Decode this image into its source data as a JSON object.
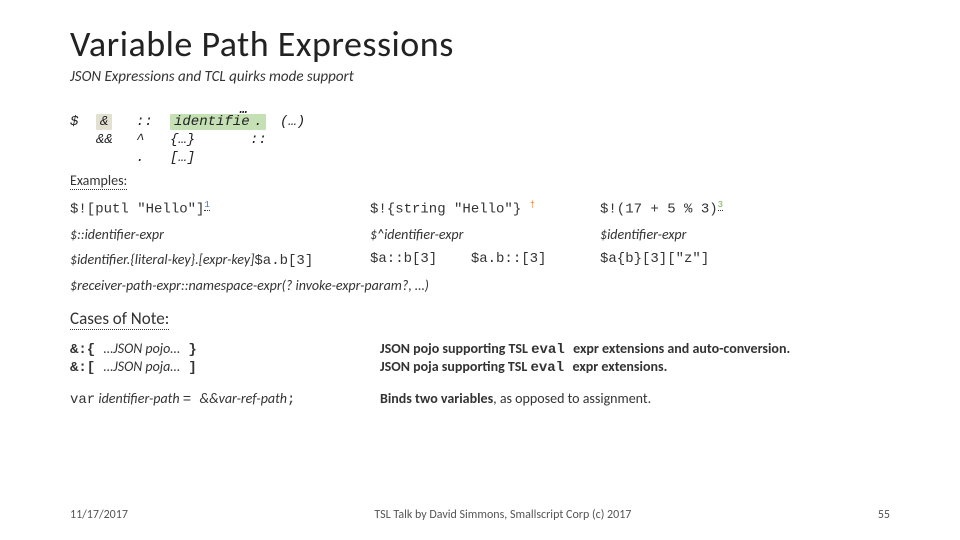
{
  "title": "Variable Path Expressions",
  "subtitle": "JSON Expressions and TCL quirks mode support",
  "syntax": {
    "ellipsis": "…",
    "r1": {
      "c1": "$",
      "c2": "&",
      "c3": "::",
      "c4": "identifier",
      "c5": ".",
      "c6": "(…)"
    },
    "r2": {
      "c1": "",
      "c2": "&&",
      "c3": "^",
      "c4": "{…}",
      "c5": "::",
      "c6": ""
    },
    "r3": {
      "c1": "",
      "c2": "",
      "c3": ".",
      "c4": "[…]",
      "c5": "",
      "c6": ""
    }
  },
  "examples_label": "Examples:",
  "ex": {
    "r1c1": "$![putl \"Hello\"]",
    "r1c1_sup": "1",
    "r1c2": "$!{string \"Hello\"}",
    "r1c2_dagger": "†",
    "r1c3": "$!(17 + 5 % 3)",
    "r1c3_sup": "3",
    "r2c1": "$::identifier-expr",
    "r2c2": "$^identifier-expr",
    "r2c3": "$identifier-expr",
    "r3c1_a": "$identifier.",
    "r3c1_b": "{literal-key}",
    "r3c1_c": ".[expr-key]",
    "r3c1_d": "$a.b[3]",
    "r3c2_a": "$a::b[3]",
    "r3c2_b": "$a.b::[3]",
    "r3c3": "$a{b}[3][\"z\"]"
  },
  "receiver": "$receiver-path-expr::namespace-expr(? invoke-expr-param?, …)",
  "cases_label": "Cases of Note:",
  "cases": {
    "r1a_pre": "&:{ ",
    "r1a_mid": "…JSON pojo…",
    "r1a_suf": " }",
    "r1b_pre": "&:[ ",
    "r1b_mid": "…JSON poja…",
    "r1b_suf": " ]",
    "r1_desc_a_pre": "JSON pojo supporting TSL ",
    "r1_desc_a_code": "eval ",
    "r1_desc_a_suf": "expr extensions and auto-conversion.",
    "r1_desc_b_pre": "JSON poja supporting TSL ",
    "r1_desc_b_code": "eval ",
    "r1_desc_b_suf": "expr extensions.",
    "r2_left_code": "var",
    "r2_left_mid": " identifier-path ",
    "r2_left_eq": "= ",
    "r2_left_ref": "&&var-ref-path",
    "r2_left_semi": ";",
    "r2_right_bold": "Binds two variables",
    "r2_right_suf": ", as opposed to assignment."
  },
  "footer": {
    "date": "11/17/2017",
    "center": "TSL Talk by David Simmons, Smallscript Corp (c) 2017",
    "page": "55"
  }
}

▶ _Exercise_
Leave out the pictures and give the listing above again exactly.

▶ _Written answer_
Decode this image into its source data as a JSON object.
{
  "title": "Variable Path Expressions",
  "subtitle": "JSON Expressions and TCL quirks mode support",
  "syntax": {
    "ellipsis": "…",
    "r1": {
      "c1": "$",
      "c2": "&",
      "c3": "::",
      "c4": "identifier",
      "c5": ".",
      "c6": "(…)"
    },
    "r2": {
      "c1": "",
      "c2": "&&",
      "c3": "^",
      "c4": "{…}",
      "c5": "::",
      "c6": ""
    },
    "r3": {
      "c1": "",
      "c2": "",
      "c3": ".",
      "c4": "[…]",
      "c5": "",
      "c6": ""
    }
  },
  "examples_label": "Examples:",
  "ex": {
    "r1c1": "$![putl \"Hello\"]",
    "r1c1_sup": "1",
    "r1c2": "$!{string \"Hello\"}",
    "r1c2_dagger": "†",
    "r1c3": "$!(17 + 5 % 3)",
    "r1c3_sup": "3",
    "r2c1": "$::identifier-expr",
    "r2c2": "$^identifier-expr",
    "r2c3": "$identifier-expr",
    "r3c1_a": "$identifier.",
    "r3c1_b": "{literal-key}",
    "r3c1_c": ".[expr-key]",
    "r3c1_d": "$a.b[3]",
    "r3c2_a": "$a::b[3]",
    "r3c2_b": "$a.b::[3]",
    "r3c3": "$a{b}[3][\"z\"]"
  },
  "receiver": "$receiver-path-expr::namespace-expr(? invoke-expr-param?, …)",
  "cases_label": "Cases of Note:",
  "cases": {
    "r1a_pre": "&:{ ",
    "r1a_mid": "…JSON pojo…",
    "r1a_suf": " }",
    "r1b_pre": "&:[ ",
    "r1b_mid": "…JSON poja…",
    "r1b_suf": " ]",
    "r1_desc_a_pre": "JSON pojo supporting TSL ",
    "r1_desc_a_code": "eval ",
    "r1_desc_a_suf": "expr extensions and auto-conversion.",
    "r1_desc_b_pre": "JSON poja supporting TSL ",
    "r1_desc_b_code": "eval ",
    "r1_desc_b_suf": "expr extensions.",
    "r2_left_code": "var",
    "r2_left_mid": " identifier-path ",
    "r2_left_eq": "= ",
    "r2_left_ref": "&&var-ref-path",
    "r2_left_semi": ";",
    "r2_right_bold": "Binds two variables",
    "r2_right_suf": ", as opposed to assignment."
  },
  "footer": {
    "date": "11/17/2017",
    "center": "TSL Talk by David Simmons, Smallscript Corp (c) 2017",
    "page": "55"
  }
}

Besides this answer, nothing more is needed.